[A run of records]
▬▬▬

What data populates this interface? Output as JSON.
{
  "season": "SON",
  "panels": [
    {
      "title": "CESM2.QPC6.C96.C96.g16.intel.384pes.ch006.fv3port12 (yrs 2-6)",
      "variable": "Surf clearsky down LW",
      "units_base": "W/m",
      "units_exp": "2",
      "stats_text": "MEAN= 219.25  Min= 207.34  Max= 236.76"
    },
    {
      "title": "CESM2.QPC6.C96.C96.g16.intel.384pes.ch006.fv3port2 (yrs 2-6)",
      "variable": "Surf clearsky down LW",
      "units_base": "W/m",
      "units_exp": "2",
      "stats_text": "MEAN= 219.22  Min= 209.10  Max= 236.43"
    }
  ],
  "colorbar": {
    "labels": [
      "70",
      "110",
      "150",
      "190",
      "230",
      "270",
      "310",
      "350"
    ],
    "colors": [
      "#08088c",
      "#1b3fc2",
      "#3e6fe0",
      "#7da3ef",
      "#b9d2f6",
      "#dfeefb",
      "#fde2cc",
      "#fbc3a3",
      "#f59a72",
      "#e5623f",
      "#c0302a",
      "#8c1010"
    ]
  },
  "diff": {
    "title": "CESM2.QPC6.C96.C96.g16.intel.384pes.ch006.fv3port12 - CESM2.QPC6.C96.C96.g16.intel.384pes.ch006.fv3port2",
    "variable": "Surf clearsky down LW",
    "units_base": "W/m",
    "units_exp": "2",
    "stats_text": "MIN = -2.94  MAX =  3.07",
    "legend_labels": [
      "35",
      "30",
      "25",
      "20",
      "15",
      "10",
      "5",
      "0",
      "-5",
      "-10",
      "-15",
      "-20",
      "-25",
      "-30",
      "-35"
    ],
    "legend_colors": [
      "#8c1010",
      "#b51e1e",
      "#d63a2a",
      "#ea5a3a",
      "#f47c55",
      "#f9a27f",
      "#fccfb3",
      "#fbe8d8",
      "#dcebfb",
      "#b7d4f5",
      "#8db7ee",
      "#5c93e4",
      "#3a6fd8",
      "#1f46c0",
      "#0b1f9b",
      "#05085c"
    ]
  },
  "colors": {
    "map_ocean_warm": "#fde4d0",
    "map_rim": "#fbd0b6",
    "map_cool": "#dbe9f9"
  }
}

▬▬▬

SET TASK: Every line of the data above should be reproduced word for word.

CORRECT ANSWER:
What data populates this interface? Output as JSON.
{
  "season": "SON",
  "panels": [
    {
      "title": "CESM2.QPC6.C96.C96.g16.intel.384pes.ch006.fv3port12 (yrs 2-6)",
      "variable": "Surf clearsky down LW",
      "units_base": "W/m",
      "units_exp": "2",
      "stats_text": "MEAN= 219.25  Min= 207.34  Max= 236.76"
    },
    {
      "title": "CESM2.QPC6.C96.C96.g16.intel.384pes.ch006.fv3port2 (yrs 2-6)",
      "variable": "Surf clearsky down LW",
      "units_base": "W/m",
      "units_exp": "2",
      "stats_text": "MEAN= 219.22  Min= 209.10  Max= 236.43"
    }
  ],
  "colorbar": {
    "labels": [
      "70",
      "110",
      "150",
      "190",
      "230",
      "270",
      "310",
      "350"
    ],
    "colors": [
      "#08088c",
      "#1b3fc2",
      "#3e6fe0",
      "#7da3ef",
      "#b9d2f6",
      "#dfeefb",
      "#fde2cc",
      "#fbc3a3",
      "#f59a72",
      "#e5623f",
      "#c0302a",
      "#8c1010"
    ]
  },
  "diff": {
    "title": "CESM2.QPC6.C96.C96.g16.intel.384pes.ch006.fv3port12 - CESM2.QPC6.C96.C96.g16.intel.384pes.ch006.fv3port2",
    "variable": "Surf clearsky down LW",
    "units_base": "W/m",
    "units_exp": "2",
    "stats_text": "MIN = -2.94  MAX =  3.07",
    "legend_labels": [
      "35",
      "30",
      "25",
      "20",
      "15",
      "10",
      "5",
      "0",
      "-5",
      "-10",
      "-15",
      "-20",
      "-25",
      "-30",
      "-35"
    ],
    "legend_colors": [
      "#8c1010",
      "#b51e1e",
      "#d63a2a",
      "#ea5a3a",
      "#f47c55",
      "#f9a27f",
      "#fccfb3",
      "#fbe8d8",
      "#dcebfb",
      "#b7d4f5",
      "#8db7ee",
      "#5c93e4",
      "#3a6fd8",
      "#1f46c0",
      "#0b1f9b",
      "#05085c"
    ]
  },
  "colors": {
    "map_ocean_warm": "#fde4d0",
    "map_rim": "#fbd0b6",
    "map_cool": "#dbe9f9"
  }
}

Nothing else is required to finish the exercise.